_DATA LINES_
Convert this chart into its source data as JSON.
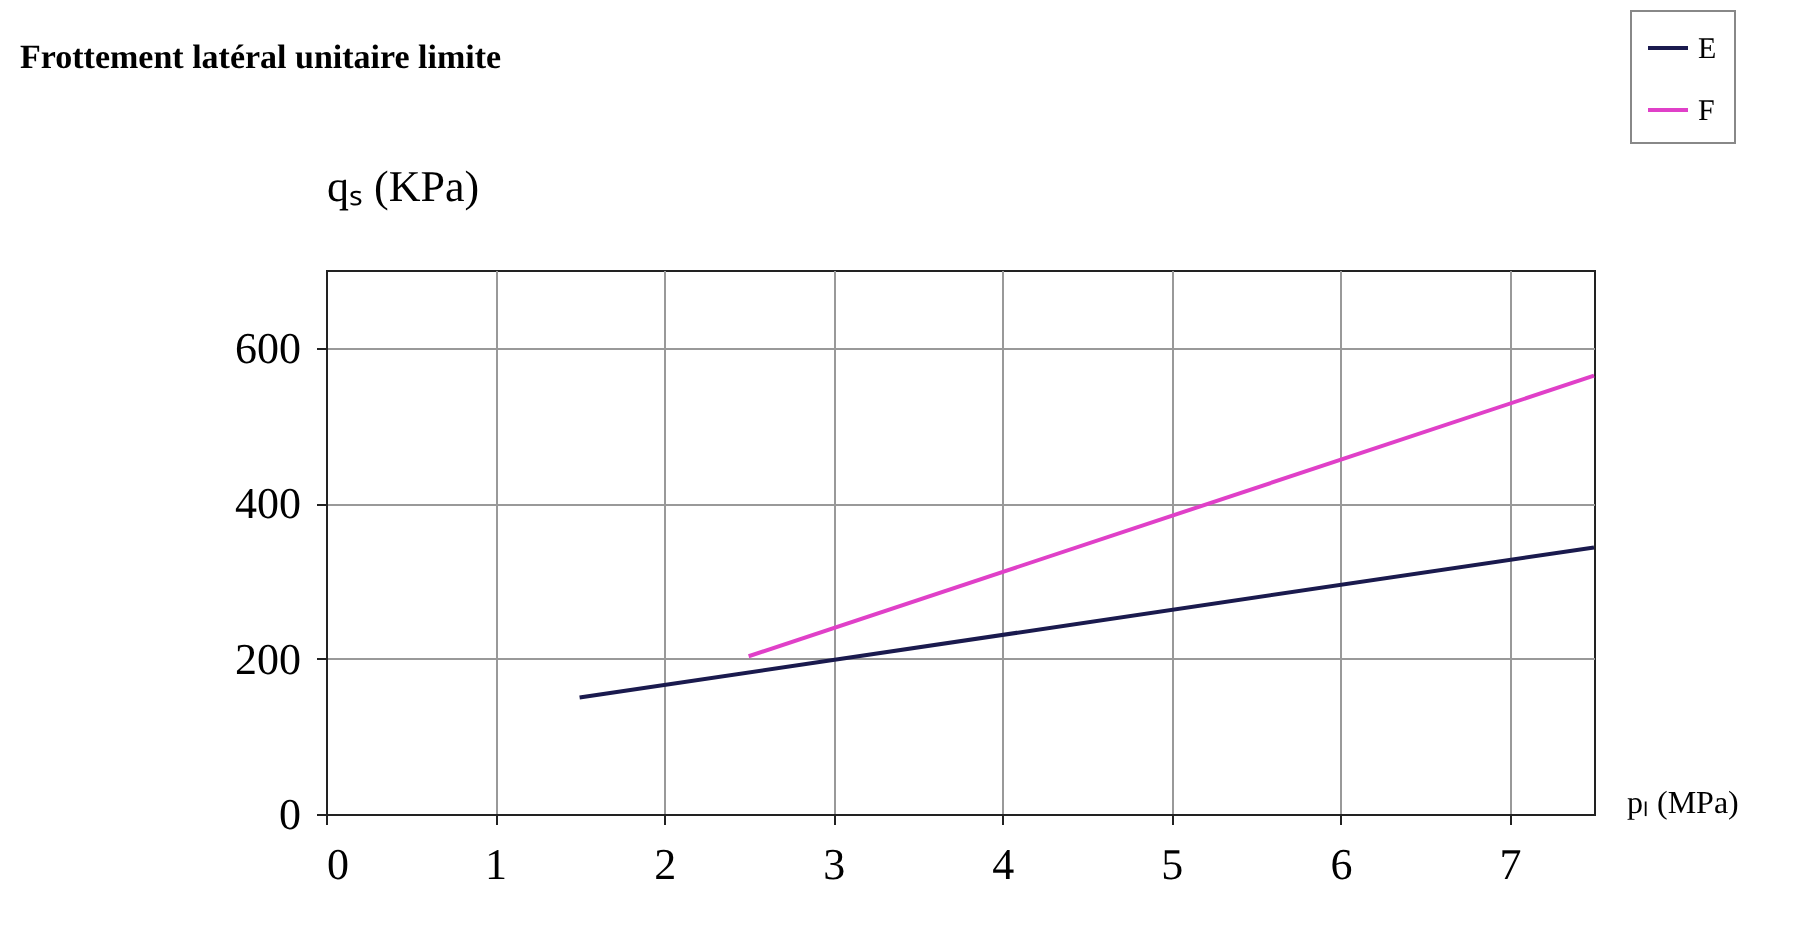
{
  "chart_data": {
    "type": "line",
    "title": "Frottement latéral unitaire limite",
    "xlabel": "pₗ (MPa)",
    "ylabel": "qₛ (KPa)",
    "series": [
      {
        "name": "E",
        "color": "#1a1a4e",
        "x": [
          1.5,
          7.5
        ],
        "values": [
          150,
          343
        ]
      },
      {
        "name": "F",
        "color": "#e040c8",
        "x": [
          2.5,
          7.5
        ],
        "values": [
          203,
          564
        ]
      }
    ],
    "xlim": [
      0,
      7.5
    ],
    "xticks": [
      0,
      1,
      2,
      3,
      4,
      5,
      6,
      7
    ],
    "ylim": [
      0,
      700
    ],
    "yticks": [
      0,
      200,
      400,
      600
    ],
    "grid": true,
    "legend": "top right",
    "marker": "none",
    "line_style": "solid"
  }
}
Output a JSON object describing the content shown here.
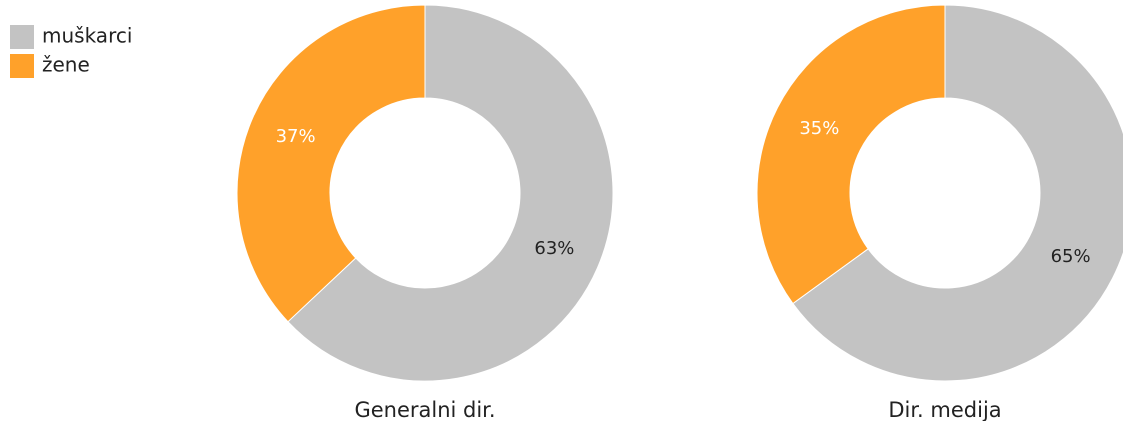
{
  "legend": [
    {
      "name": "muškarci",
      "color": "#c3c3c3",
      "label_color": "#222222"
    },
    {
      "name": "žene",
      "color": "#ffa12a",
      "label_color": "#ffffff"
    }
  ],
  "chart_data": [
    {
      "type": "donut",
      "title": "Generalni dir.",
      "values": [
        63,
        37
      ],
      "value_labels": [
        "63%",
        "37%"
      ]
    },
    {
      "type": "donut",
      "title": "Dir. medija",
      "values": [
        65,
        35
      ],
      "value_labels": [
        "65%",
        "35%"
      ]
    }
  ]
}
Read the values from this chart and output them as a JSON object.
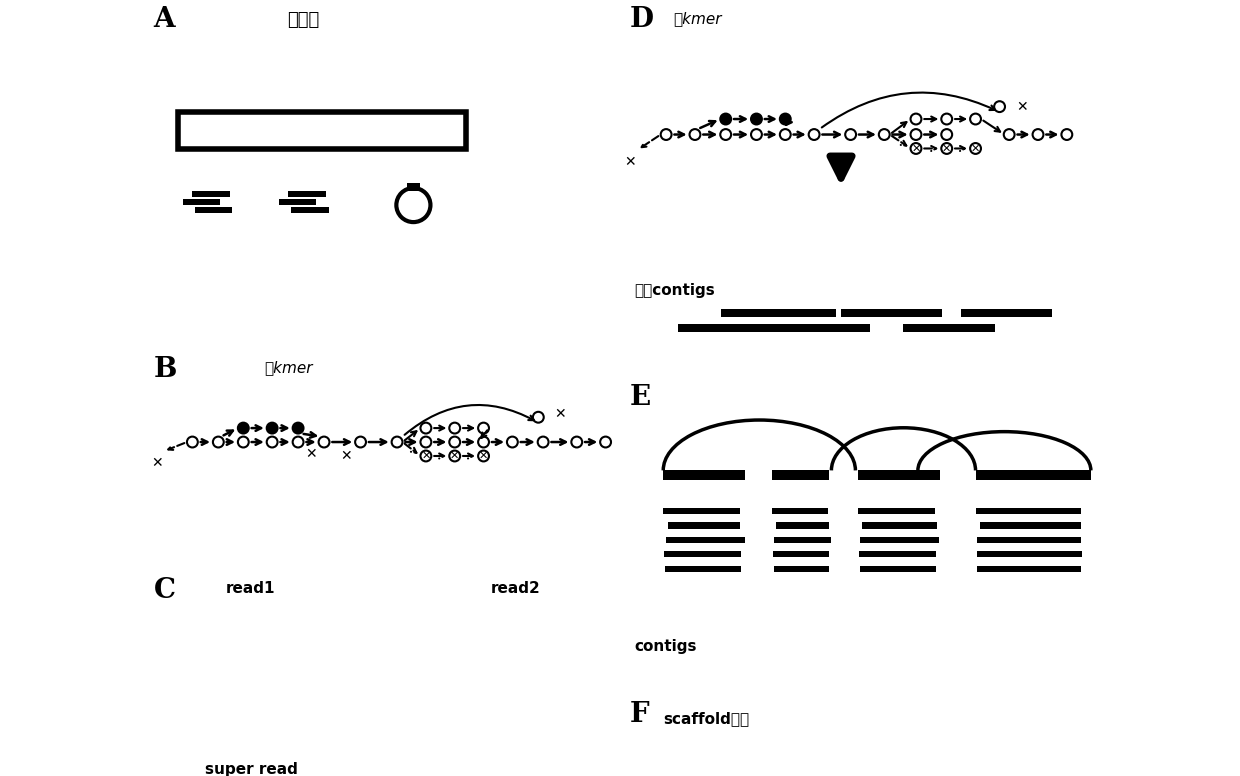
{
  "bg_color": "#ffffff",
  "panel_label_fontsize": 20,
  "title_A": "基因组",
  "title_B_label": "小kmer",
  "title_C_label1": "read1",
  "title_C_label2": "read2",
  "title_D_label": "大kmer",
  "title_D_sub": "初级contigs",
  "title_E_sub": "contigs",
  "title_F_label": "scaffold构建",
  "super_read_label": "super read",
  "bar_color": "#000000"
}
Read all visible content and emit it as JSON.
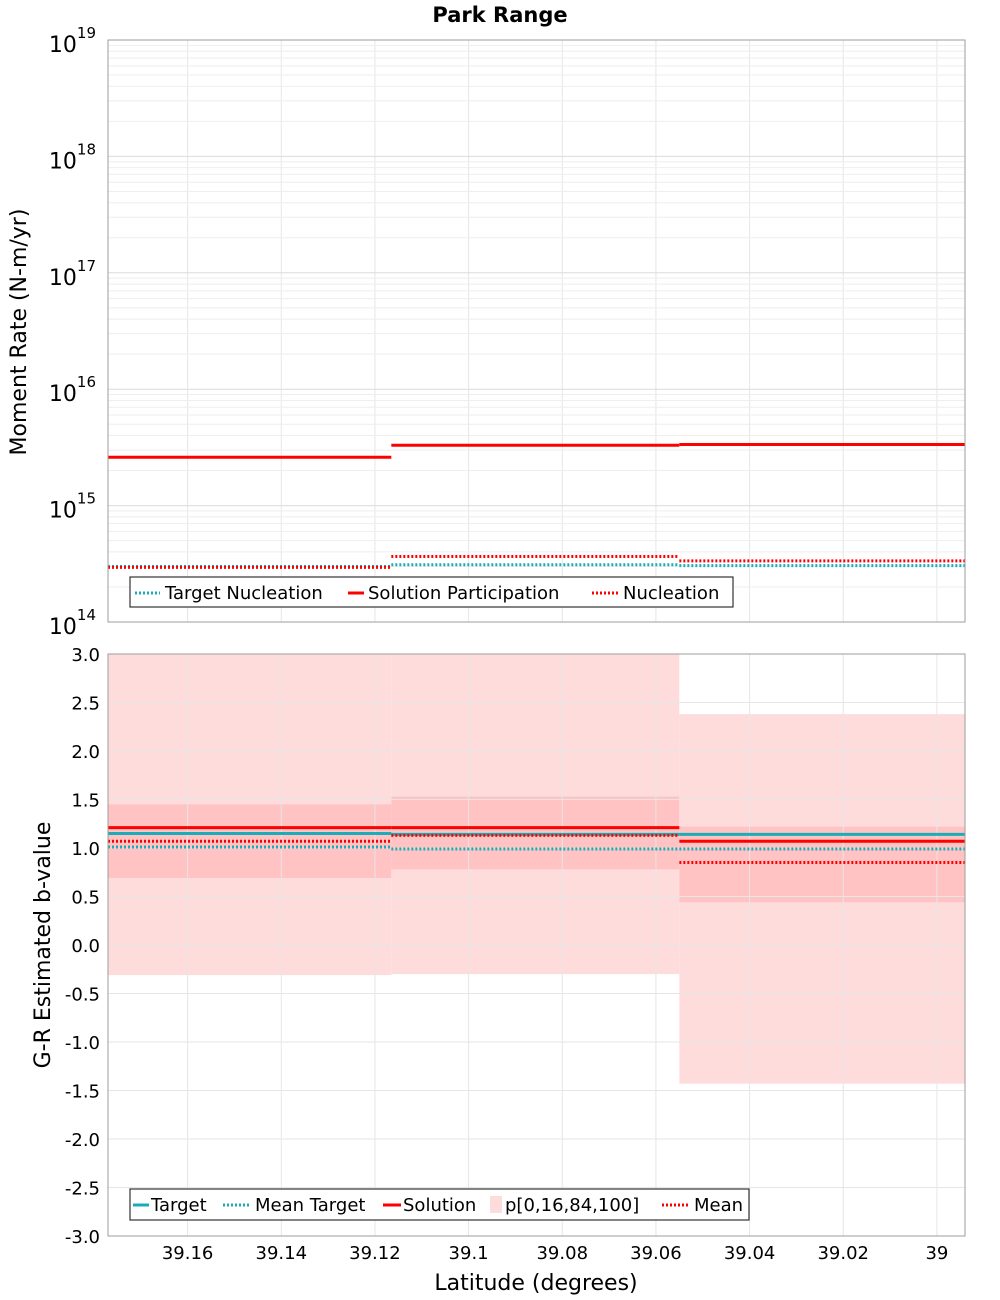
{
  "chart_data": {
    "title": "Park Range",
    "type": "line",
    "xlabel": "Latitude (degrees)",
    "x_reversed": true,
    "xlim": [
      39.177,
      38.994
    ],
    "x_ticks": [
      {
        "value": 39.16,
        "label": "39.16"
      },
      {
        "value": 39.14,
        "label": "39.14"
      },
      {
        "value": 39.12,
        "label": "39.12"
      },
      {
        "value": 39.1,
        "label": "39.1"
      },
      {
        "value": 39.08,
        "label": "39.08"
      },
      {
        "value": 39.06,
        "label": "39.06"
      },
      {
        "value": 39.04,
        "label": "39.04"
      },
      {
        "value": 39.02,
        "label": "39.02"
      },
      {
        "value": 39.0,
        "label": "39"
      }
    ],
    "segments": [
      [
        39.177,
        39.1165
      ],
      [
        39.1165,
        39.055
      ],
      [
        39.055,
        38.994
      ]
    ],
    "panels": [
      {
        "ylabel": "Moment Rate (N-m/yr)",
        "yscale": "log",
        "ylim_exp": [
          14,
          19
        ],
        "y_ticks": [
          {
            "exp": 14,
            "base": "10",
            "sup": "14"
          },
          {
            "exp": 15,
            "base": "10",
            "sup": "15"
          },
          {
            "exp": 16,
            "base": "10",
            "sup": "16"
          },
          {
            "exp": 17,
            "base": "10",
            "sup": "17"
          },
          {
            "exp": 18,
            "base": "10",
            "sup": "18"
          },
          {
            "exp": 19,
            "base": "10",
            "sup": "19"
          }
        ],
        "series": [
          {
            "name": "Target Nucleation",
            "color": "#1aadb8",
            "style": "dotted",
            "values": [
              300000000000000.0,
              310000000000000.0,
              305000000000000.0
            ]
          },
          {
            "name": "Solution Participation",
            "color": "#ff0000",
            "style": "solid",
            "values": [
              2600000000000000.0,
              3300000000000000.0,
              3350000000000000.0
            ]
          },
          {
            "name": "Nucleation",
            "color": "#ff0000",
            "style": "dotted",
            "values": [
              295000000000000.0,
              365000000000000.0,
              335000000000000.0
            ]
          }
        ],
        "legend": [
          "Target Nucleation",
          "Solution Participation",
          "Nucleation"
        ]
      },
      {
        "ylabel": "G-R Estimated b-value",
        "yscale": "linear",
        "ylim": [
          -3.0,
          3.0
        ],
        "y_ticks": [
          "-3.0",
          "-2.5",
          "-2.0",
          "-1.5",
          "-1.0",
          "-0.5",
          "0.0",
          "0.5",
          "1.0",
          "1.5",
          "2.0",
          "2.5",
          "3.0"
        ],
        "bands": {
          "name": "p[0,16,84,100]",
          "outer_color": "#ffdcdc",
          "inner_color": "#ffc3c3",
          "p0": [
            -0.31,
            -0.3,
            -1.43
          ],
          "p100": [
            3.0,
            3.0,
            2.38
          ],
          "p16": [
            0.69,
            0.78,
            0.44
          ],
          "p84": [
            1.45,
            1.53,
            1.22
          ]
        },
        "series": [
          {
            "name": "Target",
            "color": "#1aadb8",
            "style": "solid",
            "values": [
              1.15,
              1.14,
              1.14
            ]
          },
          {
            "name": "Mean Target",
            "color": "#1aadb8",
            "style": "dotted",
            "values": [
              1.01,
              0.99,
              0.99
            ]
          },
          {
            "name": "Solution",
            "color": "#ff0000",
            "style": "solid",
            "values": [
              1.21,
              1.21,
              1.07
            ]
          },
          {
            "name": "Mean",
            "color": "#ff0000",
            "style": "dotted",
            "values": [
              1.07,
              1.13,
              0.85
            ]
          }
        ],
        "legend": [
          "Target",
          "Mean Target",
          "Solution",
          "p[0,16,84,100]",
          "Mean"
        ]
      }
    ]
  }
}
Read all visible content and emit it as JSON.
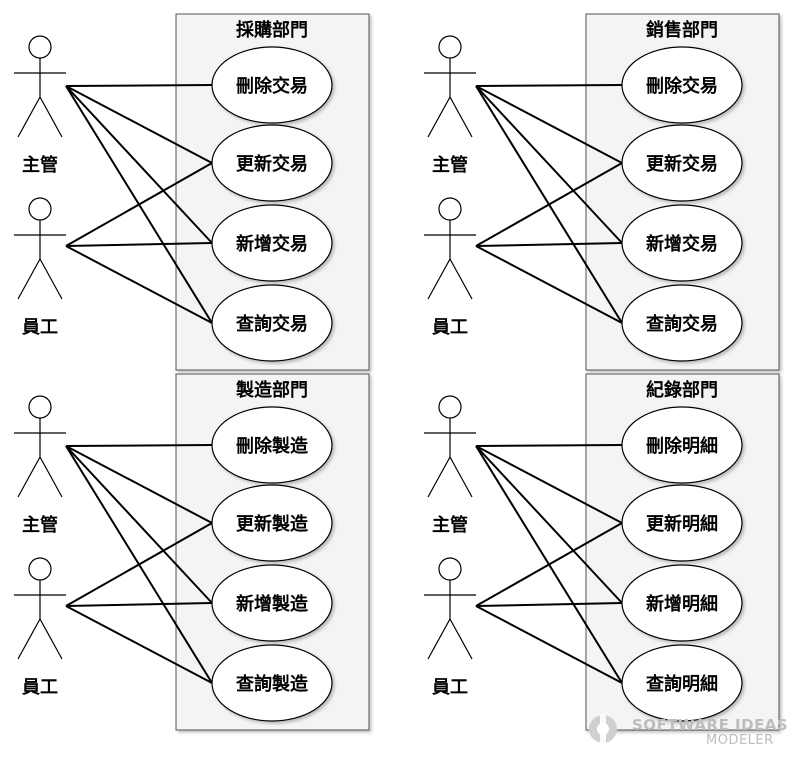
{
  "diagram": {
    "type": "uml-use-case",
    "systems": [
      {
        "title": "採購部門",
        "actors": [
          "主管",
          "員工"
        ],
        "use_cases": [
          "刪除交易",
          "更新交易",
          "新增交易",
          "查詢交易"
        ]
      },
      {
        "title": "銷售部門",
        "actors": [
          "主管",
          "員工"
        ],
        "use_cases": [
          "刪除交易",
          "更新交易",
          "新增交易",
          "查詢交易"
        ]
      },
      {
        "title": "製造部門",
        "actors": [
          "主管",
          "員工"
        ],
        "use_cases": [
          "刪除製造",
          "更新製造",
          "新增製造",
          "查詢製造"
        ]
      },
      {
        "title": "紀錄部門",
        "actors": [
          "主管",
          "員工"
        ],
        "use_cases": [
          "刪除明細",
          "更新明細",
          "新增明細",
          "查詢明細"
        ]
      }
    ],
    "associations": {
      "manager_to_use_cases": [
        0,
        1,
        2,
        3
      ],
      "employee_to_use_cases": [
        1,
        2,
        3
      ]
    }
  },
  "watermark": {
    "line1": "SOFTWARE IDEAS",
    "line2": "MODELER"
  },
  "colors": {
    "boundary_fill": "#f4f4f4",
    "boundary_stroke": "#555555",
    "usecase_fill": "#ffffff",
    "line": "#000000",
    "watermark": "#bdbdbd"
  }
}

_TASK DETAILS_
Repeat the material above in full and exactly, omitting the pictures.

_EXPECTED OUTPUT_
Convert this chart into its source data as JSON.
{
  "chart_data": {
    "type": "line",
    "title": "Frottement latéral unitaire limite",
    "xlabel": "pₗ (MPa)",
    "ylabel": "qₛ (KPa)",
    "series": [
      {
        "name": "E",
        "color": "#1a1a4e",
        "x": [
          1.5,
          7.5
        ],
        "values": [
          150,
          343
        ]
      },
      {
        "name": "F",
        "color": "#e040c8",
        "x": [
          2.5,
          7.5
        ],
        "values": [
          203,
          564
        ]
      }
    ],
    "xlim": [
      0,
      7.5
    ],
    "xticks": [
      0,
      1,
      2,
      3,
      4,
      5,
      6,
      7
    ],
    "ylim": [
      0,
      700
    ],
    "yticks": [
      0,
      200,
      400,
      600
    ],
    "grid": true,
    "legend": "top right",
    "marker": "none",
    "line_style": "solid"
  }
}
Output a JSON object describing the content shown here.
{
  "legend": [
    {
      "name": "muškarci",
      "color": "#c3c3c3",
      "label_color": "#222222"
    },
    {
      "name": "žene",
      "color": "#ffa12a",
      "label_color": "#ffffff"
    }
  ],
  "chart_data": [
    {
      "type": "donut",
      "title": "Generalni dir.",
      "values": [
        63,
        37
      ],
      "value_labels": [
        "63%",
        "37%"
      ]
    },
    {
      "type": "donut",
      "title": "Dir. medija",
      "values": [
        65,
        35
      ],
      "value_labels": [
        "65%",
        "35%"
      ]
    }
  ]
}
Read the values from this chart and output them as a JSON object.
{
  "bg_color": "#ffffff",
  "panel_label_fontsize": 20,
  "title_A": "基因组",
  "title_B_label": "小kmer",
  "title_C_label1": "read1",
  "title_C_label2": "read2",
  "title_D_label": "大kmer",
  "title_D_sub": "初级contigs",
  "title_E_sub": "contigs",
  "title_F_label": "scaffold构建",
  "super_read_label": "super read",
  "bar_color": "#000000"
}
Read all visible content and emit it as JSON.
{
  "chart_data": {
    "title": "Park Range",
    "type": "line",
    "xlabel": "Latitude (degrees)",
    "x_reversed": true,
    "xlim": [
      39.177,
      38.994
    ],
    "x_ticks": [
      {
        "value": 39.16,
        "label": "39.16"
      },
      {
        "value": 39.14,
        "label": "39.14"
      },
      {
        "value": 39.12,
        "label": "39.12"
      },
      {
        "value": 39.1,
        "label": "39.1"
      },
      {
        "value": 39.08,
        "label": "39.08"
      },
      {
        "value": 39.06,
        "label": "39.06"
      },
      {
        "value": 39.04,
        "label": "39.04"
      },
      {
        "value": 39.02,
        "label": "39.02"
      },
      {
        "value": 39.0,
        "label": "39"
      }
    ],
    "segments": [
      [
        39.177,
        39.1165
      ],
      [
        39.1165,
        39.055
      ],
      [
        39.055,
        38.994
      ]
    ],
    "panels": [
      {
        "ylabel": "Moment Rate (N-m/yr)",
        "yscale": "log",
        "ylim_exp": [
          14,
          19
        ],
        "y_ticks": [
          {
            "exp": 14,
            "base": "10",
            "sup": "14"
          },
          {
            "exp": 15,
            "base": "10",
            "sup": "15"
          },
          {
            "exp": 16,
            "base": "10",
            "sup": "16"
          },
          {
            "exp": 17,
            "base": "10",
            "sup": "17"
          },
          {
            "exp": 18,
            "base": "10",
            "sup": "18"
          },
          {
            "exp": 19,
            "base": "10",
            "sup": "19"
          }
        ],
        "series": [
          {
            "name": "Target Nucleation",
            "color": "#1aadb8",
            "style": "dotted",
            "values": [
              300000000000000.0,
              310000000000000.0,
              305000000000000.0
            ]
          },
          {
            "name": "Solution Participation",
            "color": "#ff0000",
            "style": "solid",
            "values": [
              2600000000000000.0,
              3300000000000000.0,
              3350000000000000.0
            ]
          },
          {
            "name": "Nucleation",
            "color": "#ff0000",
            "style": "dotted",
            "values": [
              295000000000000.0,
              365000000000000.0,
              335000000000000.0
            ]
          }
        ],
        "legend": [
          "Target Nucleation",
          "Solution Participation",
          "Nucleation"
        ]
      },
      {
        "ylabel": "G-R Estimated b-value",
        "yscale": "linear",
        "ylim": [
          -3.0,
          3.0
        ],
        "y_ticks": [
          "-3.0",
          "-2.5",
          "-2.0",
          "-1.5",
          "-1.0",
          "-0.5",
          "0.0",
          "0.5",
          "1.0",
          "1.5",
          "2.0",
          "2.5",
          "3.0"
        ],
        "bands": {
          "name": "p[0,16,84,100]",
          "outer_color": "#ffdcdc",
          "inner_color": "#ffc3c3",
          "p0": [
            -0.31,
            -0.3,
            -1.43
          ],
          "p100": [
            3.0,
            3.0,
            2.38
          ],
          "p16": [
            0.69,
            0.78,
            0.44
          ],
          "p84": [
            1.45,
            1.53,
            1.22
          ]
        },
        "series": [
          {
            "name": "Target",
            "color": "#1aadb8",
            "style": "solid",
            "values": [
              1.15,
              1.14,
              1.14
            ]
          },
          {
            "name": "Mean Target",
            "color": "#1aadb8",
            "style": "dotted",
            "values": [
              1.01,
              0.99,
              0.99
            ]
          },
          {
            "name": "Solution",
            "color": "#ff0000",
            "style": "solid",
            "values": [
              1.21,
              1.21,
              1.07
            ]
          },
          {
            "name": "Mean",
            "color": "#ff0000",
            "style": "dotted",
            "values": [
              1.07,
              1.13,
              0.85
            ]
          }
        ],
        "legend": [
          "Target",
          "Mean Target",
          "Solution",
          "p[0,16,84,100]",
          "Mean"
        ]
      }
    ]
  }
}
Read all visible content and emit it as JSON.
{
  "diagram": {
    "type": "uml-use-case",
    "systems": [
      {
        "title": "採購部門",
        "actors": [
          "主管",
          "員工"
        ],
        "use_cases": [
          "刪除交易",
          "更新交易",
          "新增交易",
          "查詢交易"
        ]
      },
      {
        "title": "銷售部門",
        "actors": [
          "主管",
          "員工"
        ],
        "use_cases": [
          "刪除交易",
          "更新交易",
          "新增交易",
          "查詢交易"
        ]
      },
      {
        "title": "製造部門",
        "actors": [
          "主管",
          "員工"
        ],
        "use_cases": [
          "刪除製造",
          "更新製造",
          "新增製造",
          "查詢製造"
        ]
      },
      {
        "title": "紀錄部門",
        "actors": [
          "主管",
          "員工"
        ],
        "use_cases": [
          "刪除明細",
          "更新明細",
          "新增明細",
          "查詢明細"
        ]
      }
    ],
    "associations": {
      "manager_to_use_cases": [
        0,
        1,
        2,
        3
      ],
      "employee_to_use_cases": [
        1,
        2,
        3
      ]
    }
  },
  "watermark": {
    "line1": "SOFTWARE IDEAS",
    "line2": "MODELER"
  },
  "colors": {
    "boundary_fill": "#f4f4f4",
    "boundary_stroke": "#555555",
    "usecase_fill": "#ffffff",
    "line": "#000000",
    "watermark": "#bdbdbd"
  }
}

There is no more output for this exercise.